▶ SUPPLIED INFORMATION:
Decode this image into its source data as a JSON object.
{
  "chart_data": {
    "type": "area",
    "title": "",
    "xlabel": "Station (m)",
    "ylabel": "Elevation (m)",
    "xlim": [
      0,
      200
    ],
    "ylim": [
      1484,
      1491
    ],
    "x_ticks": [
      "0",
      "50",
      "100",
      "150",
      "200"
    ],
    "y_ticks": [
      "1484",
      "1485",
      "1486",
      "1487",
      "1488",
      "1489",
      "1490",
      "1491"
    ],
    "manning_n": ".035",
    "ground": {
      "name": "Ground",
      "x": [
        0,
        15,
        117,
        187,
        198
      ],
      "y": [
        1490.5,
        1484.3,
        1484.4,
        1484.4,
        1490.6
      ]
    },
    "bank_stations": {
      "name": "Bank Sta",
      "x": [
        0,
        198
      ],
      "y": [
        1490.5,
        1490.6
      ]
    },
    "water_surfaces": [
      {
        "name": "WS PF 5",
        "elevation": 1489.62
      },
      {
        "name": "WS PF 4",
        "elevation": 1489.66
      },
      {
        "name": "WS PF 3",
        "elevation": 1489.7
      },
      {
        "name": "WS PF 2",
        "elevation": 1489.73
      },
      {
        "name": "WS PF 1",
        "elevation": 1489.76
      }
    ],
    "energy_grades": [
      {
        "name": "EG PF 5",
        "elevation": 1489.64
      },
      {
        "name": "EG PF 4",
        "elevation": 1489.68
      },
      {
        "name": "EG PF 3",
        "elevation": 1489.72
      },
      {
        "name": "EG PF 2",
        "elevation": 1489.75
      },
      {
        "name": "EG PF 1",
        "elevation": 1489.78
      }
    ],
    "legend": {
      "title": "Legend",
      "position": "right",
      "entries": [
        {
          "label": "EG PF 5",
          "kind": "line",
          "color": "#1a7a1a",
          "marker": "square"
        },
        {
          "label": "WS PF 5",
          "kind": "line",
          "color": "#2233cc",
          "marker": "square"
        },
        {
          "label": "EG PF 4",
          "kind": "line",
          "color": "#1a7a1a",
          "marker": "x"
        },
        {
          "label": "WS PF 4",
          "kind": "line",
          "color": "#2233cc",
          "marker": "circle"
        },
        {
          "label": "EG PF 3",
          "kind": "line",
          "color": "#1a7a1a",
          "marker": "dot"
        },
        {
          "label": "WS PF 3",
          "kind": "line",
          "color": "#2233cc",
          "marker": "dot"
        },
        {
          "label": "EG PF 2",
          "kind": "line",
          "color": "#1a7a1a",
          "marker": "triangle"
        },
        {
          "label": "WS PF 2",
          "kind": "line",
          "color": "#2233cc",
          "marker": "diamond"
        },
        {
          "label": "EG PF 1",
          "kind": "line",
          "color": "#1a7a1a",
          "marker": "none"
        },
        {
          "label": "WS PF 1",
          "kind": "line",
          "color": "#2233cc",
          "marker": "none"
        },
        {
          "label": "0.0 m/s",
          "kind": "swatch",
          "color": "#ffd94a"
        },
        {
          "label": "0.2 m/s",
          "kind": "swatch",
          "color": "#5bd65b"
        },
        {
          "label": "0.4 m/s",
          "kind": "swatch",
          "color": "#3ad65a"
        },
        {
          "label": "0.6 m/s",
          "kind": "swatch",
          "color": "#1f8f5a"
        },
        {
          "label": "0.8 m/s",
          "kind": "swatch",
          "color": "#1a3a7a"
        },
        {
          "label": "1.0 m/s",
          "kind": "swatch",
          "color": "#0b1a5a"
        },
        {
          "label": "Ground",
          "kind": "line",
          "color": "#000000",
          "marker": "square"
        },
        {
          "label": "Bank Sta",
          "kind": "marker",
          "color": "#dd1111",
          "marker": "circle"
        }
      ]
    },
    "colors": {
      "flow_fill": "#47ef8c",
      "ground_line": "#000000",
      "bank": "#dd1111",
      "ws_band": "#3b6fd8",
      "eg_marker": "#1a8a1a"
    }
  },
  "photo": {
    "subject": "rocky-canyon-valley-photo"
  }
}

▶ WHAT YOU ARE ASKED TO DO:
Find the word "photo" in the entries above and gather every line that holds it.

▶ TASK OUTPUT:
  "photo": {
    "subject": "rocky-canyon-valley-photo"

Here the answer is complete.